What is needed: Leaving the pictures aside, transcribe every line below exactly.

---------- Data to process

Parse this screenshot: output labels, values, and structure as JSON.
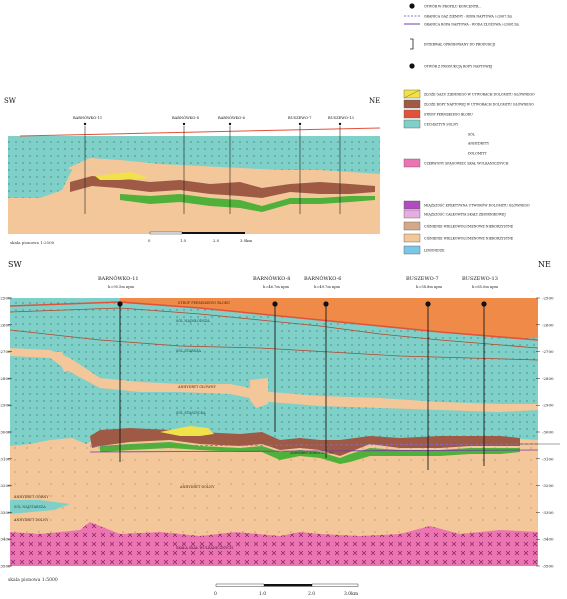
{
  "colors": {
    "salt": "#7fd0c8",
    "anhydrite": "#f3c79a",
    "dolomite": "#4fb03a",
    "main_dolomite_gas": "#f1e24a",
    "main_dolomite_oil": "#9e5a44",
    "pz3_floor": "#e2523a",
    "orange_top": "#ef8a48",
    "volcanics": "#ec74b3",
    "violet": "#b04bc0",
    "lightpink": "#e6aede",
    "tan": "#d5a88a",
    "cream": "#f4c79a",
    "blue": "#7ac7e8",
    "gas_line": "#8b6cc9",
    "oil_line": "#6f3fa5"
  },
  "legend": {
    "items": [
      {
        "symbol": "dot",
        "label": "OTWÓR W PROFILU KONCENTR..."
      },
      {
        "symbol": "dash",
        "label": "GRANICA GAZ ZIEMNY - ROPA NAFTOWA /-/2067.5m"
      },
      {
        "symbol": "line",
        "label": "GRANICA ROPA NAFTOWA - WODA ZŁOŻOWA /-/2068.5m"
      },
      {
        "symbol": "bracket",
        "label": "INTERWAŁ OPRÓBOWANY DO PRODUKCJI"
      },
      {
        "symbol": "dot",
        "label": "OTWÓR Z PRODUKCJĄ ROPY NAFTOWEJ"
      },
      {
        "symbol": "swatch-gas",
        "label": "ZŁOŻE GAZU ZIEMNEGO W UTWORACH DOLOMITU GŁÓWNEGO"
      },
      {
        "symbol": "swatch-oil",
        "label": "ZŁOŻE ROPY NAFTOWEJ W UTWORACH DOLOMITU GŁÓWNEGO"
      },
      {
        "symbol": "swatch-floor",
        "label": "STROP PERMSKIEGO BLOKU"
      },
      {
        "symbol": "swatch-salt",
        "label": "CECHSZTYN SOLNY"
      },
      {
        "symbol": "label-only",
        "label": "SÓL"
      },
      {
        "symbol": "label-only",
        "label": "ANHYDRYTY"
      },
      {
        "symbol": "label-only",
        "label": "DOLOMITY"
      },
      {
        "symbol": "swatch-volc",
        "label": "CZERWONY SPĄGOWIEC SKAŁ WULKANICZNYCH"
      },
      {
        "symbol": "swatch-violet",
        "label": "MIĄŻSZOŚĆ EFEKTYWNA UTWORÓW DOLOMITU GŁÓWNEGO"
      },
      {
        "symbol": "swatch-lpink",
        "label": "MIĄŻSZOŚĆ CAŁKOWITA SKAŁY ZBIORNIKOWEJ"
      },
      {
        "symbol": "swatch-tan",
        "label": "CIŚNIENIE WIELKOWOLUMENOWE NIEKORZYSTNE"
      },
      {
        "symbol": "swatch-cream",
        "label": "CIŚNIENIE WIELKOWOLUMENOWE NIEKORZYSTNE"
      },
      {
        "symbol": "swatch-blue",
        "label": "LIMONIDZE"
      }
    ]
  },
  "small_section": {
    "direction_left": "SW",
    "direction_right": "NE",
    "wells": [
      "BARNÓWKO-11",
      "BARNÓWKO-8",
      "BARNÓWKO-6",
      "BUSZEWO-7",
      "BUSZEWO-13"
    ],
    "scale_label": "skala pionowa 1:2500",
    "scale_ticks": [
      "0",
      "1.0",
      "2.0",
      "3.0km"
    ]
  },
  "main_section": {
    "direction_left": "SW",
    "direction_right": "NE",
    "wells": [
      {
        "name": "BARNÓWKO-11",
        "elev": "h=95.5m npm"
      },
      {
        "name": "BARNÓWKO-8",
        "elev": "h=46.7m npm"
      },
      {
        "name": "BARNÓWKO-6",
        "elev": "h=49.7m npm"
      },
      {
        "name": "BUSZEWO-7",
        "elev": "h=58.8m npm"
      },
      {
        "name": "BUSZEWO-13",
        "elev": "h=65.0m npm"
      }
    ],
    "depth_ticks": [
      "-2500",
      "-2600",
      "-2700",
      "-2800",
      "-2900",
      "-3000",
      "-3100",
      "-3200",
      "-3300",
      "-3400",
      "-3500"
    ],
    "unit_labels": {
      "top_orange": "STROP PERMSKIEGO BLOKU",
      "salt_upper": "SÓL NAJMŁODSZA",
      "salt_mid": "SÓL STARSZA",
      "salt_low": "SÓL STASZYCKA",
      "anhydrite_main": "ANHYDRYT GŁÓWNY",
      "anhydrite_lower": "ANHYDRYT DOLNY",
      "anhydrite_floor": "ANHYDRYT GÓRNY/DOLNY",
      "base_left1": "ANHYDRYT GÓRNY",
      "base_left2": "SÓL NAJSTARSZA",
      "base_left3": "ANHYDRYT DOLNY",
      "volcanics": "SKAŁA SKAŁ WULKANICZNYCH"
    },
    "scale_label": "skala pionowa 1:5000",
    "scale_ticks": [
      "0",
      "1.0",
      "2.0",
      "3.0km"
    ]
  }
}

--------------------

Solution to the problem:
Parse this screenshot: output labels, values, and structure as JSON.
{
  "colors": {
    "salt": "#7fd0c8",
    "anhydrite": "#f3c79a",
    "dolomite": "#4fb03a",
    "main_dolomite_gas": "#f1e24a",
    "main_dolomite_oil": "#9e5a44",
    "pz3_floor": "#e2523a",
    "orange_top": "#ef8a48",
    "volcanics": "#ec74b3",
    "violet": "#b04bc0",
    "lightpink": "#e6aede",
    "tan": "#d5a88a",
    "cream": "#f4c79a",
    "blue": "#7ac7e8",
    "gas_line": "#8b6cc9",
    "oil_line": "#6f3fa5"
  },
  "legend": {
    "items": [
      {
        "symbol": "dot",
        "label": "OTWÓR W PROFILU KONCENTR..."
      },
      {
        "symbol": "dash",
        "label": "GRANICA GAZ ZIEMNY - ROPA NAFTOWA /-/2067.5m"
      },
      {
        "symbol": "line",
        "label": "GRANICA ROPA NAFTOWA - WODA ZŁOŻOWA /-/2068.5m"
      },
      {
        "symbol": "bracket",
        "label": "INTERWAŁ OPRÓBOWANY DO PRODUKCJI"
      },
      {
        "symbol": "dot",
        "label": "OTWÓR Z PRODUKCJĄ ROPY NAFTOWEJ"
      },
      {
        "symbol": "swatch-gas",
        "label": "ZŁOŻE GAZU ZIEMNEGO W UTWORACH DOLOMITU GŁÓWNEGO"
      },
      {
        "symbol": "swatch-oil",
        "label": "ZŁOŻE ROPY NAFTOWEJ W UTWORACH DOLOMITU GŁÓWNEGO"
      },
      {
        "symbol": "swatch-floor",
        "label": "STROP PERMSKIEGO BLOKU"
      },
      {
        "symbol": "swatch-salt",
        "label": "CECHSZTYN SOLNY"
      },
      {
        "symbol": "label-only",
        "label": "SÓL"
      },
      {
        "symbol": "label-only",
        "label": "ANHYDRYTY"
      },
      {
        "symbol": "label-only",
        "label": "DOLOMITY"
      },
      {
        "symbol": "swatch-volc",
        "label": "CZERWONY SPĄGOWIEC SKAŁ WULKANICZNYCH"
      },
      {
        "symbol": "swatch-violet",
        "label": "MIĄŻSZOŚĆ EFEKTYWNA UTWORÓW DOLOMITU GŁÓWNEGO"
      },
      {
        "symbol": "swatch-lpink",
        "label": "MIĄŻSZOŚĆ CAŁKOWITA SKAŁY ZBIORNIKOWEJ"
      },
      {
        "symbol": "swatch-tan",
        "label": "CIŚNIENIE WIELKOWOLUMENOWE NIEKORZYSTNE"
      },
      {
        "symbol": "swatch-cream",
        "label": "CIŚNIENIE WIELKOWOLUMENOWE NIEKORZYSTNE"
      },
      {
        "symbol": "swatch-blue",
        "label": "LIMONIDZE"
      }
    ]
  },
  "small_section": {
    "direction_left": "SW",
    "direction_right": "NE",
    "wells": [
      "BARNÓWKO-11",
      "BARNÓWKO-8",
      "BARNÓWKO-6",
      "BUSZEWO-7",
      "BUSZEWO-13"
    ],
    "scale_label": "skala pionowa 1:2500",
    "scale_ticks": [
      "0",
      "1.0",
      "2.0",
      "3.0km"
    ]
  },
  "main_section": {
    "direction_left": "SW",
    "direction_right": "NE",
    "wells": [
      {
        "name": "BARNÓWKO-11",
        "elev": "h=95.5m npm"
      },
      {
        "name": "BARNÓWKO-8",
        "elev": "h=46.7m npm"
      },
      {
        "name": "BARNÓWKO-6",
        "elev": "h=49.7m npm"
      },
      {
        "name": "BUSZEWO-7",
        "elev": "h=58.8m npm"
      },
      {
        "name": "BUSZEWO-13",
        "elev": "h=65.0m npm"
      }
    ],
    "depth_ticks": [
      "-2500",
      "-2600",
      "-2700",
      "-2800",
      "-2900",
      "-3000",
      "-3100",
      "-3200",
      "-3300",
      "-3400",
      "-3500"
    ],
    "unit_labels": {
      "top_orange": "STROP PERMSKIEGO BLOKU",
      "salt_upper": "SÓL NAJMŁODSZA",
      "salt_mid": "SÓL STARSZA",
      "salt_low": "SÓL STASZYCKA",
      "anhydrite_main": "ANHYDRYT GŁÓWNY",
      "anhydrite_lower": "ANHYDRYT DOLNY",
      "anhydrite_floor": "ANHYDRYT GÓRNY/DOLNY",
      "base_left1": "ANHYDRYT GÓRNY",
      "base_left2": "SÓL NAJSTARSZA",
      "base_left3": "ANHYDRYT DOLNY",
      "volcanics": "SKAŁA SKAŁ WULKANICZNYCH"
    },
    "scale_label": "skala pionowa 1:5000",
    "scale_ticks": [
      "0",
      "1.0",
      "2.0",
      "3.0km"
    ]
  }
}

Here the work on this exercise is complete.